[Start of Dataset content]
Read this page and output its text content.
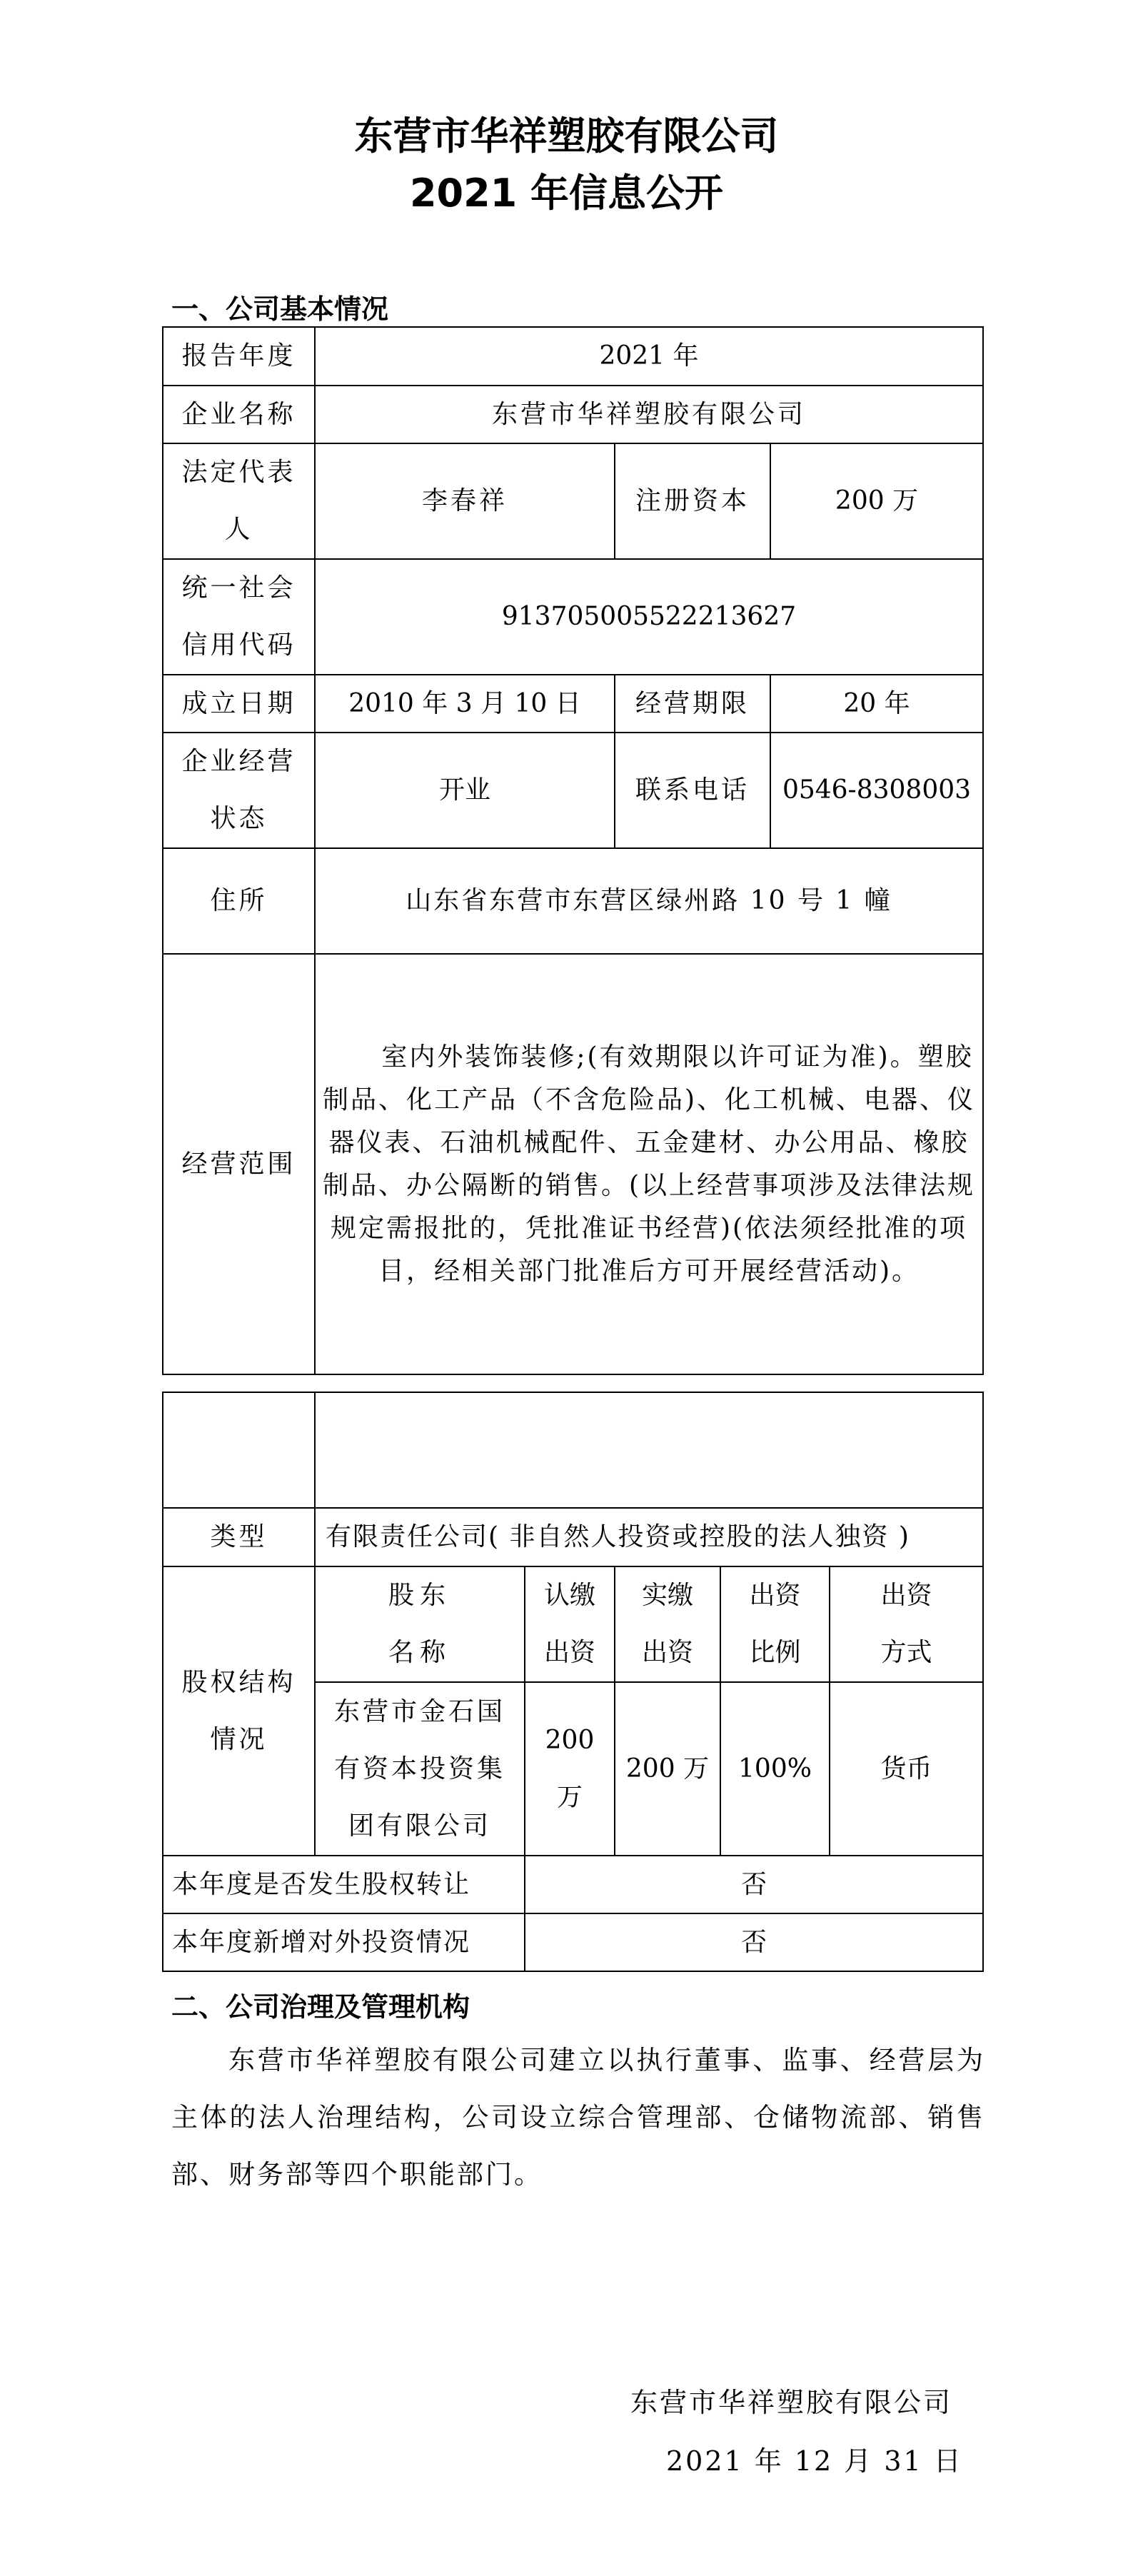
东营市华祥塑胶有限公司
2021 年信息公开
一、公司基本情况
报告年度	2021 年		
企业名称	东营市华祥塑胶有限公司		
法定代表人	李春祥	注册资本	200 万
统一社会信用代码	913705005522213627		
成立日期	2010 年 3 月 10 日	经营期限	20 年
企业经营状态	开业	联系电话	0546-8308003
住所	山东省东营市东营区绿州路 10 号 1 幢		
经营范围	室内外装饰装修;(有效期限以许可证为准)。塑胶制品、化工产品（不含危险品)、化工机械、电器、仪器仪表、石油机械配件、五金建材、办公用品、橡胶制品、办公隔断的销售。(以上经营事项涉及法律法规规定需报批的，凭批准证书经营)(依法须经批准的项目，经相关部门批准后方可开展经营活动)。		

类型	有限责任公司( 非自然人投资或控股的法人独资 )				
股权结构情况	股东名称	认缴出资	实缴出资	出资比例	出资方式
	东营市金石国有资本投资集团有限公司	200 万	200 万	100%	货币
本年度是否发生股权转让		否			
本年度新增对外投资情况		否			
二、公司治理及管理机构
东营市华祥塑胶有限公司建立以执行董事、监事、经营层为主体的法人治理结构，公司设立综合管理部、仓储物流部、销售部、财务部等四个职能部门。
东营市华祥塑胶有限公司
2021 年 12 月 31 日
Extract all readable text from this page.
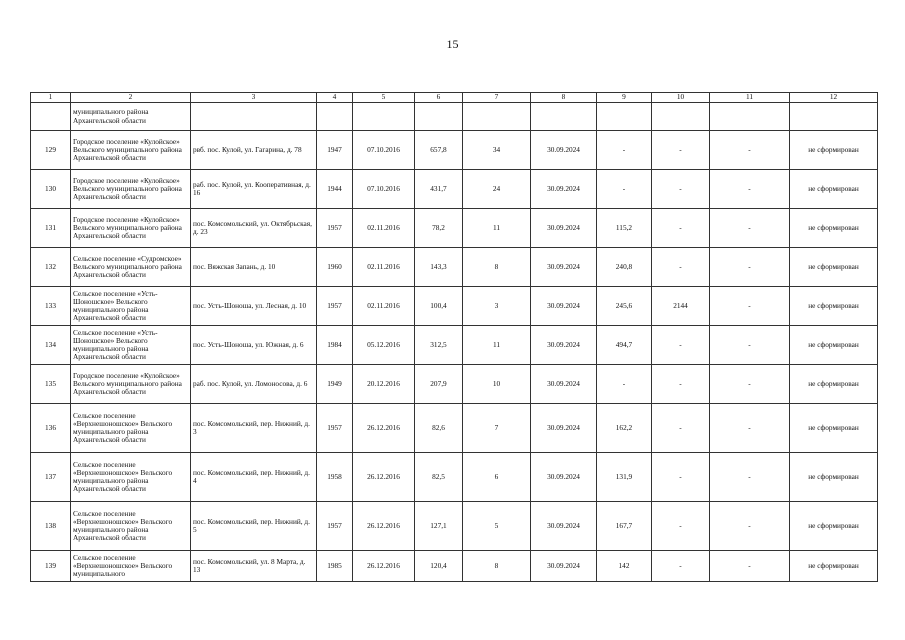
15
1	2	3	4	5	6	7	8	9	10	11	12
	муниципального района Архангельской области										
129	Городское поселение «Кулойское» Вельского муниципального района Архангельской области	рвб. пос. Кулой, ул. Гагарина, д. 78	1947	07.10.2016	657,8	34	30.09.2024	-	-	-	не сформирован
130	Городское поселение «Кулойское» Вельского муниципального района Архангельской области	раб. пос. Кулой, ул. Кооперативная, д. 16	1944	07.10.2016	431,7	24	30.09.2024	-	-	-	не сформирован
131	Городское поселение «Кулойское» Вельского муниципального района Архангельской области	пос. Комсомольский, ул. Октябрьская, д. 23	1957	02.11.2016	78,2	11	30.09.2024	115,2	-	-	не сформирован
132	Сельское поселение «Судромское» Вельского муниципального района Архангельской области	пос. Вяжская Запань, д. 10	1960	02.11.2016	143,3	8	30.09.2024	240,8	-	-	не сформирован
133	Сельское поселение «Усть-Шоношское» Вельского муниципального района Архангельской области	пос. Усть-Шоноша, ул. Лесная, д. 10	1957	02.11.2016	100,4	3	30.09.2024	245,6	2144	-	не сформирован
134	Сельское поселение «Усть-Шоношское» Вельского муниципального района Архангельской области	пос. Усть-Шоноша, ул. Южная, д. 6	1984	05.12.2016	312,5	11	30.09.2024	494,7	-	-	не сформирован
135	Городское поселение «Кулойское» Вельского муниципального района Архангельской области	раб. пос. Кулой, ул. Ломоносова, д. 6	1949	20.12.2016	207,9	10	30.09.2024	-	-	-	не сформирован
136	Сельское поселение «Верхнешоношское» Вельского муниципального района Архангельской области	пос. Комсомольский, пер. Нижний, д. 3	1957	26.12.2016	82,6	7	30.09.2024	162,2	-	-	не сформирован
137	Сельское поселение «Верхнешоношское» Вельского муниципального района Архангельской области	пос. Комсомольский, пер. Нижний, д. 4	1958	26.12.2016	82,5	6	30.09.2024	131,9	-	-	не сформирован
138	Сельское поселение «Верхнешоношское» Вельского муниципального района Архангельской области	пос. Комсомольский, пер. Нижний, д. 5	1957	26.12.2016	127,1	5	30.09.2024	167,7	-	-	не сформирован
139	Сельское поселение «Верхнешоношское» Вельского муниципального	пос. Комсомольский, ул. 8 Марта, д. 13	1985	26.12.2016	120,4	8	30.09.2024	142	-	-	не сформирован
[End of Dataset content]
■ **Exercise objective**: Output the entries above exactly, without their pictures.

■ **Solution to the problem**:
Read this page and output its text content.
东营市华祥塑胶有限公司
2021 年信息公开
一、公司基本情况
报告年度	2021 年		
企业名称	东营市华祥塑胶有限公司		
法定代表人	李春祥	注册资本	200 万
统一社会信用代码	913705005522213627		
成立日期	2010 年 3 月 10 日	经营期限	20 年
企业经营状态	开业	联系电话	0546-8308003
住所	山东省东营市东营区绿州路 10 号 1 幢		
经营范围	室内外装饰装修;(有效期限以许可证为准)。塑胶制品、化工产品（不含危险品)、化工机械、电器、仪器仪表、石油机械配件、五金建材、办公用品、橡胶制品、办公隔断的销售。(以上经营事项涉及法律法规规定需报批的，凭批准证书经营)(依法须经批准的项目，经相关部门批准后方可开展经营活动)。		

类型	有限责任公司( 非自然人投资或控股的法人独资 )				
股权结构情况	股东名称	认缴出资	实缴出资	出资比例	出资方式
	东营市金石国有资本投资集团有限公司	200 万	200 万	100%	货币
本年度是否发生股权转让		否			
本年度新增对外投资情况		否			
二、公司治理及管理机构
东营市华祥塑胶有限公司建立以执行董事、监事、经营层为主体的法人治理结构，公司设立综合管理部、仓储物流部、销售部、财务部等四个职能部门。
东营市华祥塑胶有限公司
2021 年 12 月 31 日
Extract all readable text from this page.
15
1	2	3	4	5	6	7	8	9	10	11	12
	муниципального района Архангельской области										
129	Городское поселение «Кулойское» Вельского муниципального района Архангельской области	рвб. пос. Кулой, ул. Гагарина, д. 78	1947	07.10.2016	657,8	34	30.09.2024	-	-	-	не сформирован
130	Городское поселение «Кулойское» Вельского муниципального района Архангельской области	раб. пос. Кулой, ул. Кооперативная, д. 16	1944	07.10.2016	431,7	24	30.09.2024	-	-	-	не сформирован
131	Городское поселение «Кулойское» Вельского муниципального района Архангельской области	пос. Комсомольский, ул. Октябрьская, д. 23	1957	02.11.2016	78,2	11	30.09.2024	115,2	-	-	не сформирован
132	Сельское поселение «Судромское» Вельского муниципального района Архангельской области	пос. Вяжская Запань, д. 10	1960	02.11.2016	143,3	8	30.09.2024	240,8	-	-	не сформирован
133	Сельское поселение «Усть-Шоношское» Вельского муниципального района Архангельской области	пос. Усть-Шоноша, ул. Лесная, д. 10	1957	02.11.2016	100,4	3	30.09.2024	245,6	2144	-	не сформирован
134	Сельское поселение «Усть-Шоношское» Вельского муниципального района Архангельской области	пос. Усть-Шоноша, ул. Южная, д. 6	1984	05.12.2016	312,5	11	30.09.2024	494,7	-	-	не сформирован
135	Городское поселение «Кулойское» Вельского муниципального района Архангельской области	раб. пос. Кулой, ул. Ломоносова, д. 6	1949	20.12.2016	207,9	10	30.09.2024	-	-	-	не сформирован
136	Сельское поселение «Верхнешоношское» Вельского муниципального района Архангельской области	пос. Комсомольский, пер. Нижний, д. 3	1957	26.12.2016	82,6	7	30.09.2024	162,2	-	-	не сформирован
137	Сельское поселение «Верхнешоношское» Вельского муниципального района Архангельской области	пос. Комсомольский, пер. Нижний, д. 4	1958	26.12.2016	82,5	6	30.09.2024	131,9	-	-	не сформирован
138	Сельское поселение «Верхнешоношское» Вельского муниципального района Архангельской области	пос. Комсомольский, пер. Нижний, д. 5	1957	26.12.2016	127,1	5	30.09.2024	167,7	-	-	не сформирован
139	Сельское поселение «Верхнешоношское» Вельского муниципального	пос. Комсомольский, ул. 8 Марта, д. 13	1985	26.12.2016	120,4	8	30.09.2024	142	-	-	не сформирован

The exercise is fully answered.